*THE TASK*. Reproduce every line of the data below unchanged, leaving out the pictures.

-- Start DATA LISTING --

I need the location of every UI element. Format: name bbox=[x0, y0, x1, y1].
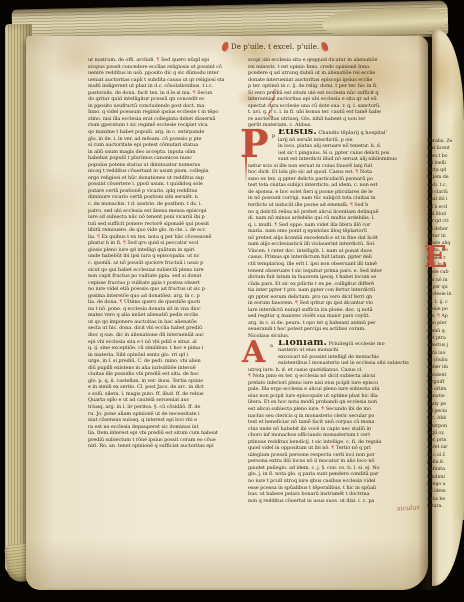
text-line: existentibus ī monasterio uel in ecclesi… bbox=[278, 360, 424, 367]
incipit-rest: Chandis tēplarij q hospital' bbox=[317, 130, 387, 136]
text-line: niri. Ro. an. tenet opinionē q sufficiat… bbox=[88, 443, 241, 450]
text-line: ud clariū bbox=[427, 189, 457, 196]
text-line: qd pecia bbox=[427, 408, 457, 415]
text-line: fac. Abb bbox=[427, 415, 457, 422]
rubric-leaf-icon bbox=[322, 42, 329, 52]
text-line: beat ibi i bbox=[427, 196, 457, 203]
text-line: tendimi bbox=[427, 474, 457, 481]
text-line: ptra iuo bbox=[427, 350, 457, 357]
lombard-initial-E: E bbox=[424, 244, 460, 272]
text-line: dicta qd bbox=[427, 167, 457, 174]
text-line: futura. bbox=[427, 503, 457, 510]
text-line: hoc prin bbox=[427, 437, 457, 444]
text-line: re. t. ij. c bbox=[427, 299, 457, 306]
text-line: ll lego a bbox=[427, 481, 457, 488]
text-line: bus licent bbox=[427, 145, 457, 152]
text-line: ecclesie in bbox=[427, 291, 457, 298]
text-line: pendent bbox=[427, 372, 457, 379]
text-line: legem de bbox=[427, 174, 457, 181]
rubric-leaf-icon bbox=[222, 42, 228, 51]
text-line: uenire redditus in usū. pposito dic q si… bbox=[88, 70, 241, 77]
text-line: bet ptra bbox=[427, 335, 457, 342]
guide-letter: a bbox=[270, 343, 273, 349]
chapter-lioniam: A a LIoniam. Priuilegiū ecclesie mo nast… bbox=[248, 340, 424, 505]
incipit-line: Etistis. Chandis tēplarij q hospital' bbox=[278, 129, 424, 137]
text-line: deber im bbox=[427, 364, 457, 371]
text-line: codi. t.c. bbox=[427, 182, 457, 189]
right-column-intro: scopi ubi ecclesia sita e qeqquid dicatu… bbox=[248, 57, 424, 129]
text-line: larguiff bbox=[427, 379, 457, 386]
text-line: super qu bbox=[427, 284, 457, 291]
text-line: curet iur bbox=[427, 444, 457, 451]
text-line: mi deber bbox=[427, 226, 457, 233]
chapter-petistis-text: larij nō seruāt interdictū. p oiein loco… bbox=[248, 137, 424, 340]
text-column-left: ut nostrum. de offi. archidi. ¶ Sed quer… bbox=[88, 57, 241, 450]
text-line: ne oftim bbox=[427, 386, 457, 393]
text-line: ud inelli bbox=[427, 160, 457, 167]
incipit-word: Etistis. bbox=[278, 129, 317, 137]
text-line: re cōuliu bbox=[427, 357, 457, 364]
text-line: menū q. bbox=[427, 328, 457, 335]
text-line: definita bbox=[427, 466, 457, 473]
text-line: ponatio bbox=[427, 393, 457, 400]
text-line: q li illud bbox=[427, 211, 457, 218]
chapter-lioniam-text: nasterio ut eius monachiexcoicari nō pos… bbox=[248, 347, 424, 504]
text-line: bie. ¶ Ap bbox=[427, 313, 457, 320]
guide-letter: p bbox=[272, 133, 275, 139]
chapter-petistis: P p Etistis. Chandis tēplarij q hospital… bbox=[248, 129, 424, 340]
text-line: ubi nō in bbox=[427, 277, 457, 284]
main-page: De p'uile. t excel. p'uile. ut nostrum. … bbox=[26, 36, 428, 590]
incipit-rest: Priuilegiū ecclesie mo bbox=[327, 341, 385, 347]
text-line: non q redditus cōuertat in usus suos. ut… bbox=[248, 498, 424, 505]
lombard-initial-P: P bbox=[240, 127, 269, 161]
text-line: ad idem bbox=[427, 488, 457, 495]
running-title: De p'uile. t excel. p'uile. bbox=[222, 42, 372, 51]
text-line: quo pler bbox=[427, 320, 457, 327]
text-line: floralia. Ze bbox=[427, 138, 457, 145]
text-line: catis be bbox=[427, 496, 457, 503]
text-line: Inno. q videl pcessum regimē ipsius eccl… bbox=[88, 109, 241, 116]
text-line: pella.ß. bbox=[427, 459, 457, 466]
text-line: rienie po bbox=[427, 306, 457, 313]
incipit-line: LIoniam. Priuilegiū ecclesie mo bbox=[278, 340, 424, 348]
text-line: dilectus j bbox=[427, 342, 457, 349]
text-column-right: scopi ubi ecclesia sita e qeqquid dicatu… bbox=[248, 57, 424, 504]
text-line: ß.eo.t bo bbox=[427, 153, 457, 160]
text-line: litaty pe bbox=[427, 401, 457, 408]
next-page-text-column: floralia. Zebus licentß.eo.t boud inelli… bbox=[427, 138, 457, 510]
lombard-initial-A: A bbox=[242, 339, 265, 367]
book-photo: De p'uile. t excel. p'uile. ut nostrum. … bbox=[0, 0, 464, 602]
text-line: legil oy. bbox=[427, 430, 457, 437]
text-line: interpon bbox=[427, 423, 457, 430]
rubricator-signature: siculus bbox=[397, 503, 420, 513]
incipit-word: LIoniam. bbox=[278, 340, 327, 348]
text-line: fer qd cri bbox=[427, 218, 457, 225]
text-line: detur in bbox=[427, 233, 457, 240]
running-title-text: De p'uile. t excel. p'uile. bbox=[231, 43, 319, 51]
text-line: qd li ecd bbox=[427, 204, 457, 211]
text-line: in.c.oī š bbox=[427, 452, 457, 459]
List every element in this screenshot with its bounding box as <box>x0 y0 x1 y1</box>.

-- End DATA LISTING --

*ANSWER TO THE EXERCISE*.
I need the location of every UI element. Format: name bbox=[x0, y0, x1, y1].
text-line: existentibus ī monasterio uel in ecclesi… bbox=[278, 360, 424, 367]
incipit-rest: Chandis tēplarij q hospital' bbox=[317, 130, 387, 136]
text-line: niri. Ro. an. tenet opinionē q sufficiat… bbox=[88, 443, 241, 450]
text-line: ud clariū bbox=[427, 189, 457, 196]
text-line: qd pecia bbox=[427, 408, 457, 415]
text-line: fac. Abb bbox=[427, 415, 457, 422]
rubric-leaf-icon bbox=[322, 42, 329, 52]
text-line: beat ibi i bbox=[427, 196, 457, 203]
text-line: tendimi bbox=[427, 474, 457, 481]
text-line: ptra iuo bbox=[427, 350, 457, 357]
lombard-initial-E: E bbox=[424, 244, 460, 272]
text-line: dicta qd bbox=[427, 167, 457, 174]
text-line: futura. bbox=[427, 503, 457, 510]
text-line: hoc prin bbox=[427, 437, 457, 444]
text-line: re. t. ij. c bbox=[427, 299, 457, 306]
text-line: ll lego a bbox=[427, 481, 457, 488]
text-line: bus licent bbox=[427, 145, 457, 152]
text-line: ecclesie in bbox=[427, 291, 457, 298]
text-line: pendent bbox=[427, 372, 457, 379]
text-line: legem de bbox=[427, 174, 457, 181]
rubric-leaf-icon bbox=[222, 42, 228, 51]
text-line: uenire redditus in usū. pposito dic q si… bbox=[88, 70, 241, 77]
text-line: bet ptra bbox=[427, 335, 457, 342]
guide-letter: a bbox=[270, 343, 273, 349]
chapter-lioniam: A a LIoniam. Priuilegiū ecclesie mo nast… bbox=[248, 340, 424, 505]
incipit-line: Etistis. Chandis tēplarij q hospital' bbox=[278, 129, 424, 137]
text-line: deber im bbox=[427, 364, 457, 371]
text-line: codi. t.c. bbox=[427, 182, 457, 189]
right-column-intro: scopi ubi ecclesia sita e qeqquid dicatu… bbox=[248, 57, 424, 129]
text-line: larguiff bbox=[427, 379, 457, 386]
text-line: super qu bbox=[427, 284, 457, 291]
text-line: curet iur bbox=[427, 444, 457, 451]
text-line: mi deber bbox=[427, 226, 457, 233]
chapter-petistis-text: larij nō seruāt interdictū. p oiein loco… bbox=[248, 137, 424, 340]
text-column-left: ut nostrum. de offi. archidi. ¶ Sed quer… bbox=[88, 57, 241, 450]
text-line: ne oftim bbox=[427, 386, 457, 393]
text-line: ud inelli bbox=[427, 160, 457, 167]
incipit-word: Etistis. bbox=[278, 129, 317, 137]
text-line: re cōuliu bbox=[427, 357, 457, 364]
text-line: menū q. bbox=[427, 328, 457, 335]
text-line: definita bbox=[427, 466, 457, 473]
text-line: ponatio bbox=[427, 393, 457, 400]
text-line: q li illud bbox=[427, 211, 457, 218]
chapter-lioniam-text: nasterio ut eius monachiexcoicari nō pos… bbox=[248, 347, 424, 504]
text-line: bie. ¶ Ap bbox=[427, 313, 457, 320]
guide-letter: p bbox=[272, 133, 275, 139]
chapter-petistis: P p Etistis. Chandis tēplarij q hospital… bbox=[248, 129, 424, 340]
text-line: ubi nō in bbox=[427, 277, 457, 284]
main-page: De p'uile. t excel. p'uile. ut nostrum. … bbox=[26, 36, 428, 590]
incipit-rest: Priuilegiū ecclesie mo bbox=[327, 341, 385, 347]
text-line: non q redditus cōuertat in usus suos. ut… bbox=[248, 498, 424, 505]
lombard-initial-P: P bbox=[240, 127, 269, 161]
text-line: ad idem bbox=[427, 488, 457, 495]
running-title: De p'uile. t excel. p'uile. bbox=[222, 42, 372, 51]
text-line: quo pler bbox=[427, 320, 457, 327]
text-line: floralia. Ze bbox=[427, 138, 457, 145]
text-line: catis be bbox=[427, 496, 457, 503]
text-line: Inno. q videl pcessum regimē ipsius eccl… bbox=[88, 109, 241, 116]
text-line: pella.ß. bbox=[427, 459, 457, 466]
text-line: rienie po bbox=[427, 306, 457, 313]
incipit-line: LIoniam. Priuilegiū ecclesie mo bbox=[278, 340, 424, 348]
text-line: dilectus j bbox=[427, 342, 457, 349]
text-column-right: scopi ubi ecclesia sita e qeqquid dicatu… bbox=[248, 57, 424, 504]
text-line: ß.eo.t bo bbox=[427, 153, 457, 160]
text-line: litaty pe bbox=[427, 401, 457, 408]
next-page-text-column: floralia. Zebus licentß.eo.t boud inelli… bbox=[427, 138, 457, 510]
lombard-initial-A: A bbox=[242, 339, 265, 367]
book-photo: De p'uile. t excel. p'uile. ut nostrum. … bbox=[0, 0, 464, 602]
text-line: legil oy. bbox=[427, 430, 457, 437]
text-line: interpon bbox=[427, 423, 457, 430]
rubricator-signature: siculus bbox=[397, 503, 420, 513]
incipit-word: LIoniam. bbox=[278, 340, 327, 348]
text-line: fer qd cri bbox=[427, 218, 457, 225]
text-line: detur in bbox=[427, 233, 457, 240]
running-title-text: De p'uile. t excel. p'uile. bbox=[231, 43, 319, 51]
text-line: qd li ecd bbox=[427, 204, 457, 211]
text-line: in.c.oī š bbox=[427, 452, 457, 459]
List every element in this screenshot with its bounding box as <box>x0 y0 x1 y1</box>.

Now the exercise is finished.